# WHAT YOU ARE ASKED TO DO
Copy word for word every line of the records below, from the first one down to and including the line that contains "file-cell-trip: 52.1km xyxy=(1016,688,1053,701)".

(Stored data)
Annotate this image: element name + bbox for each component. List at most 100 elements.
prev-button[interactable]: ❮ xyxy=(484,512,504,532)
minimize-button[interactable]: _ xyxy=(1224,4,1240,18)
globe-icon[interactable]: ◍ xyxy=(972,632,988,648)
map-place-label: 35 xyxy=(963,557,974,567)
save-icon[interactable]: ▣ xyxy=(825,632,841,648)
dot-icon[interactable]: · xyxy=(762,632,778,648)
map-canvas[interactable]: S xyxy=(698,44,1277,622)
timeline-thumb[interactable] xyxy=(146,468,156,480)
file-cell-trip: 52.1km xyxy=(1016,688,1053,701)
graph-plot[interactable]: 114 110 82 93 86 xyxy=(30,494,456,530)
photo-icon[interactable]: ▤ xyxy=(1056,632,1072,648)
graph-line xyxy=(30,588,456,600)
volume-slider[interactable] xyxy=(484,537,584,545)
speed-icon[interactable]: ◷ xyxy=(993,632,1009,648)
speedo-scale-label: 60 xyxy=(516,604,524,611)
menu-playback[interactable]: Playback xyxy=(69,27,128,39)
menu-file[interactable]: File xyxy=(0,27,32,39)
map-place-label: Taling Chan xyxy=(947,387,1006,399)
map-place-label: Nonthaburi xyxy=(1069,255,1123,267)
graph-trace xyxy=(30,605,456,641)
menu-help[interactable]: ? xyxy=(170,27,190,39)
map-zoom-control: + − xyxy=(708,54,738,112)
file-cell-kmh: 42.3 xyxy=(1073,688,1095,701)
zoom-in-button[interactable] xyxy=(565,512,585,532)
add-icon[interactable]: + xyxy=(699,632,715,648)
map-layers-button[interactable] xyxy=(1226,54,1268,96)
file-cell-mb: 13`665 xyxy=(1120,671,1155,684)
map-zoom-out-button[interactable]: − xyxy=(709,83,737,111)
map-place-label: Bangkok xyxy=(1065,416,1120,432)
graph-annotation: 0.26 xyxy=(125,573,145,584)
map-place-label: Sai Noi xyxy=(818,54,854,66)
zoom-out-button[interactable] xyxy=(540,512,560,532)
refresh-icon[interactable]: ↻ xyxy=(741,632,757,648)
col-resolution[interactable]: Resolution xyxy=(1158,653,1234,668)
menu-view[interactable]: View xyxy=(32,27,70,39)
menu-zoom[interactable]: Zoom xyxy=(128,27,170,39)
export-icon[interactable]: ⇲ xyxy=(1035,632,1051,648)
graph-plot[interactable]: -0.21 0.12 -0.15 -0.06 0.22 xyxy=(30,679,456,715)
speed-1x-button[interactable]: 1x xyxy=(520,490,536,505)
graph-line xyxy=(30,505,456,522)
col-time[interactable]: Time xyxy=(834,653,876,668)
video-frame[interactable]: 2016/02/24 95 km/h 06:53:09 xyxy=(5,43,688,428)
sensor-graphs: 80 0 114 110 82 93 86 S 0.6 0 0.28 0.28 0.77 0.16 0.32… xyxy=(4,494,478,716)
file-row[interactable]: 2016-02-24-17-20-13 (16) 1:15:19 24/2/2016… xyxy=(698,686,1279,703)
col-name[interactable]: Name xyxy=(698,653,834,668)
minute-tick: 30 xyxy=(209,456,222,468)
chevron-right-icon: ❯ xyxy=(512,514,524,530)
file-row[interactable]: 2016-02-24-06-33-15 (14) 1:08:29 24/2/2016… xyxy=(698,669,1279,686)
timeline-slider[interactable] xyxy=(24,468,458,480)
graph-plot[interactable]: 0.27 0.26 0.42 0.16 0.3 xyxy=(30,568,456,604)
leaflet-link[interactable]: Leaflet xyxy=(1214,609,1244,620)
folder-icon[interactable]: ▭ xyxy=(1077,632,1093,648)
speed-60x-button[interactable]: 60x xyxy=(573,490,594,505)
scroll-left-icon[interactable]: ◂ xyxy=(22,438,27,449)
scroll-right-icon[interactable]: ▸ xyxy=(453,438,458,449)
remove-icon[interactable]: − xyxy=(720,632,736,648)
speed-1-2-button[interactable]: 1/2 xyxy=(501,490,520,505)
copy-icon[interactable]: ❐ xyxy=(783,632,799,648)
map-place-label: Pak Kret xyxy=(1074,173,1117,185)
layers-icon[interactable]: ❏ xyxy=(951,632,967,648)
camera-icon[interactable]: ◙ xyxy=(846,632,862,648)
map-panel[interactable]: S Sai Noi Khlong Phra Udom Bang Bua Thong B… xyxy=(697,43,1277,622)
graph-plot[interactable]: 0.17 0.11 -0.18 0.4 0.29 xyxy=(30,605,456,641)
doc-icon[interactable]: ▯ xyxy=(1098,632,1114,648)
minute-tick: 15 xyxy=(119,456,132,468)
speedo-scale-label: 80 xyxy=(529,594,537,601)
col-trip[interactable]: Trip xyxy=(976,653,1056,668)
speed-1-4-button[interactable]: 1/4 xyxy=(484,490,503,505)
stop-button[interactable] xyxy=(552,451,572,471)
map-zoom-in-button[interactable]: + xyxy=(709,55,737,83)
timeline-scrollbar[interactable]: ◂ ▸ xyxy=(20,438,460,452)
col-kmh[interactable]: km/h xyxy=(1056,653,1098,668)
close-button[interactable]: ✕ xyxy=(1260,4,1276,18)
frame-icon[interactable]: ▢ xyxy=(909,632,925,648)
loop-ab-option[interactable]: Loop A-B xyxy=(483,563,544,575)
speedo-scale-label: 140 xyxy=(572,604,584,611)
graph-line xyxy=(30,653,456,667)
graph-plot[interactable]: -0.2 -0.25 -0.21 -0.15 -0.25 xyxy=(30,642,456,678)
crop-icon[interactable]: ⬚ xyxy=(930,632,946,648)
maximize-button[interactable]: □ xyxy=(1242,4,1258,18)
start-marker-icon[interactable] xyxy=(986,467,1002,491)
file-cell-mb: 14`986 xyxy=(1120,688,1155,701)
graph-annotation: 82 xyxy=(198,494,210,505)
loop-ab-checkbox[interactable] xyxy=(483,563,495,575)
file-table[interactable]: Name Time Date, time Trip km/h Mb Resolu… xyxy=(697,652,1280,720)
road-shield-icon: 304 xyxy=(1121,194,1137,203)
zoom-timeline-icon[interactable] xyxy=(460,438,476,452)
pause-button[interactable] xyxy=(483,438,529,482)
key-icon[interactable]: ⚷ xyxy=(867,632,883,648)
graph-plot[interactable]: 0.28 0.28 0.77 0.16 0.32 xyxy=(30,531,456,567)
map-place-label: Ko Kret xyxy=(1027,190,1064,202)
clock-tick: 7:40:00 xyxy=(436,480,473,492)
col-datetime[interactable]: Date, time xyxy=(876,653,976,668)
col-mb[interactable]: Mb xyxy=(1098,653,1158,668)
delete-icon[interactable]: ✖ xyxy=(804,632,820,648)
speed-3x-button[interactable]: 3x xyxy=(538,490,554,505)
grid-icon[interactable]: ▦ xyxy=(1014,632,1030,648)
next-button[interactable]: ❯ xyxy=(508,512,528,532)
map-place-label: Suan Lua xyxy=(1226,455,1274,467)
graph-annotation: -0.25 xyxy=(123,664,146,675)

# ANSWER TO THIS TASK
Annotate this image: element name + bbox for each component. List at most 100 elements.
prev-button[interactable]: ❮ xyxy=(484,512,504,532)
minimize-button[interactable]: _ xyxy=(1224,4,1240,18)
globe-icon[interactable]: ◍ xyxy=(972,632,988,648)
map-place-label: 35 xyxy=(963,557,974,567)
save-icon[interactable]: ▣ xyxy=(825,632,841,648)
dot-icon[interactable]: · xyxy=(762,632,778,648)
map-canvas[interactable]: S xyxy=(698,44,1277,622)
timeline-thumb[interactable] xyxy=(146,468,156,480)
file-cell-trip: 52.1km xyxy=(1016,688,1053,701)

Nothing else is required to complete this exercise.